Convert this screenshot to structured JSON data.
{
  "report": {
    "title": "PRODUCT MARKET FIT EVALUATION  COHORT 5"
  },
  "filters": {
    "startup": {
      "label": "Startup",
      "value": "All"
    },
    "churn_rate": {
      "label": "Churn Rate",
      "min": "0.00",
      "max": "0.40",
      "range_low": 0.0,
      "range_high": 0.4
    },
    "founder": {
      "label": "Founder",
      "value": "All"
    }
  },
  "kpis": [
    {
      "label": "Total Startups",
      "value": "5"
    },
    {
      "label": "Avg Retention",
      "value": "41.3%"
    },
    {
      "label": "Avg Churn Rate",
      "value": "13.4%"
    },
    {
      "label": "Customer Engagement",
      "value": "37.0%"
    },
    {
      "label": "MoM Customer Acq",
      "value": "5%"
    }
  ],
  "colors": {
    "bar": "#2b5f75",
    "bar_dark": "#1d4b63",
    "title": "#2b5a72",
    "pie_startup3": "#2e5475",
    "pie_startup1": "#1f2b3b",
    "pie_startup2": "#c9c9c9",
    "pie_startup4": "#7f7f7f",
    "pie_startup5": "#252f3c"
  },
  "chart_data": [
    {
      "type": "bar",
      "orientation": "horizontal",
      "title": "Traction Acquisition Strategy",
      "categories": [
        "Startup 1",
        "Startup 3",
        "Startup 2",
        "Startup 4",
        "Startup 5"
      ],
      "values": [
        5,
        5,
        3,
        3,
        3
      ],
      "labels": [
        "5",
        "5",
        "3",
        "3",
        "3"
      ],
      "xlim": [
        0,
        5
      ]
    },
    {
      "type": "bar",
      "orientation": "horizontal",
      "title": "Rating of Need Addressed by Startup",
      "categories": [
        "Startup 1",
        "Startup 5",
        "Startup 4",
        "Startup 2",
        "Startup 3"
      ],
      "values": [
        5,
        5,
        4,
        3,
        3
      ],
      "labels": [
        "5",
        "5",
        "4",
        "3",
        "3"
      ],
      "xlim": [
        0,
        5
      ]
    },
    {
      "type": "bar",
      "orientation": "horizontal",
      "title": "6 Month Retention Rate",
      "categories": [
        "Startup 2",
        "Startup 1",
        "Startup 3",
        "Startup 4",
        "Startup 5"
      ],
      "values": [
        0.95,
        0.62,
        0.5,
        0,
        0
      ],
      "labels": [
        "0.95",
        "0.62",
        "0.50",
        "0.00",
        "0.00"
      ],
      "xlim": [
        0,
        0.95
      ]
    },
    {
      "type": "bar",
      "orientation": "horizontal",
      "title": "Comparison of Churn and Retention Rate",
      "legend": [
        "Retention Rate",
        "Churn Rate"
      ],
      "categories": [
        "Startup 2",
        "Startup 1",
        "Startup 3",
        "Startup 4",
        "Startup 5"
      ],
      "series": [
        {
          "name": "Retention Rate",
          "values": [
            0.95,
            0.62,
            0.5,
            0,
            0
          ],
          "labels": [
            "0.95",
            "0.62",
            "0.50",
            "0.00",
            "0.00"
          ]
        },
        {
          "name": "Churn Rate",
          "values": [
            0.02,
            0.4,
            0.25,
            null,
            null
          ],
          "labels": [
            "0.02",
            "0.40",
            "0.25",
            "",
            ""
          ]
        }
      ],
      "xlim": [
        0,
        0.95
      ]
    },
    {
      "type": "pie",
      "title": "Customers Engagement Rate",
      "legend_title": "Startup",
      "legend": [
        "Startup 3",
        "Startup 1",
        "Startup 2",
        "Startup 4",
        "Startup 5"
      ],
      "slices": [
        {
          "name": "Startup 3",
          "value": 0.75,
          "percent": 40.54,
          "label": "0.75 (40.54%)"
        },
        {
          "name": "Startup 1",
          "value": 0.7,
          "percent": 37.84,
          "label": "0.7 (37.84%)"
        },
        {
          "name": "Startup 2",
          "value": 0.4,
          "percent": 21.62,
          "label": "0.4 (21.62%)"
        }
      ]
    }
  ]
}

----------

From the preceding material, extract every line exactly.

Convert this screenshot to structured JSON data.
{
  "report": {
    "title": "PRODUCT MARKET FIT EVALUATION  COHORT 5"
  },
  "filters": {
    "startup": {
      "label": "Startup",
      "value": "All"
    },
    "churn_rate": {
      "label": "Churn Rate",
      "min": "0.00",
      "max": "0.40",
      "range_low": 0.0,
      "range_high": 0.4
    },
    "founder": {
      "label": "Founder",
      "value": "All"
    }
  },
  "kpis": [
    {
      "label": "Total Startups",
      "value": "5"
    },
    {
      "label": "Avg Retention",
      "value": "41.3%"
    },
    {
      "label": "Avg Churn Rate",
      "value": "13.4%"
    },
    {
      "label": "Customer Engagement",
      "value": "37.0%"
    },
    {
      "label": "MoM Customer Acq",
      "value": "5%"
    }
  ],
  "colors": {
    "bar": "#2b5f75",
    "bar_dark": "#1d4b63",
    "title": "#2b5a72",
    "pie_startup3": "#2e5475",
    "pie_startup1": "#1f2b3b",
    "pie_startup2": "#c9c9c9",
    "pie_startup4": "#7f7f7f",
    "pie_startup5": "#252f3c"
  },
  "chart_data": [
    {
      "type": "bar",
      "orientation": "horizontal",
      "title": "Traction Acquisition Strategy",
      "categories": [
        "Startup 1",
        "Startup 3",
        "Startup 2",
        "Startup 4",
        "Startup 5"
      ],
      "values": [
        5,
        5,
        3,
        3,
        3
      ],
      "labels": [
        "5",
        "5",
        "3",
        "3",
        "3"
      ],
      "xlim": [
        0,
        5
      ]
    },
    {
      "type": "bar",
      "orientation": "horizontal",
      "title": "Rating of Need Addressed by Startup",
      "categories": [
        "Startup 1",
        "Startup 5",
        "Startup 4",
        "Startup 2",
        "Startup 3"
      ],
      "values": [
        5,
        5,
        4,
        3,
        3
      ],
      "labels": [
        "5",
        "5",
        "4",
        "3",
        "3"
      ],
      "xlim": [
        0,
        5
      ]
    },
    {
      "type": "bar",
      "orientation": "horizontal",
      "title": "6 Month Retention Rate",
      "categories": [
        "Startup 2",
        "Startup 1",
        "Startup 3",
        "Startup 4",
        "Startup 5"
      ],
      "values": [
        0.95,
        0.62,
        0.5,
        0,
        0
      ],
      "labels": [
        "0.95",
        "0.62",
        "0.50",
        "0.00",
        "0.00"
      ],
      "xlim": [
        0,
        0.95
      ]
    },
    {
      "type": "bar",
      "orientation": "horizontal",
      "title": "Comparison of Churn and Retention Rate",
      "legend": [
        "Retention Rate",
        "Churn Rate"
      ],
      "categories": [
        "Startup 2",
        "Startup 1",
        "Startup 3",
        "Startup 4",
        "Startup 5"
      ],
      "series": [
        {
          "name": "Retention Rate",
          "values": [
            0.95,
            0.62,
            0.5,
            0,
            0
          ],
          "labels": [
            "0.95",
            "0.62",
            "0.50",
            "0.00",
            "0.00"
          ]
        },
        {
          "name": "Churn Rate",
          "values": [
            0.02,
            0.4,
            0.25,
            null,
            null
          ],
          "labels": [
            "0.02",
            "0.40",
            "0.25",
            "",
            ""
          ]
        }
      ],
      "xlim": [
        0,
        0.95
      ]
    },
    {
      "type": "pie",
      "title": "Customers Engagement Rate",
      "legend_title": "Startup",
      "legend": [
        "Startup 3",
        "Startup 1",
        "Startup 2",
        "Startup 4",
        "Startup 5"
      ],
      "slices": [
        {
          "name": "Startup 3",
          "value": 0.75,
          "percent": 40.54,
          "label": "0.75 (40.54%)"
        },
        {
          "name": "Startup 1",
          "value": 0.7,
          "percent": 37.84,
          "label": "0.7 (37.84%)"
        },
        {
          "name": "Startup 2",
          "value": 0.4,
          "percent": 21.62,
          "label": "0.4 (21.62%)"
        }
      ]
    }
  ]
}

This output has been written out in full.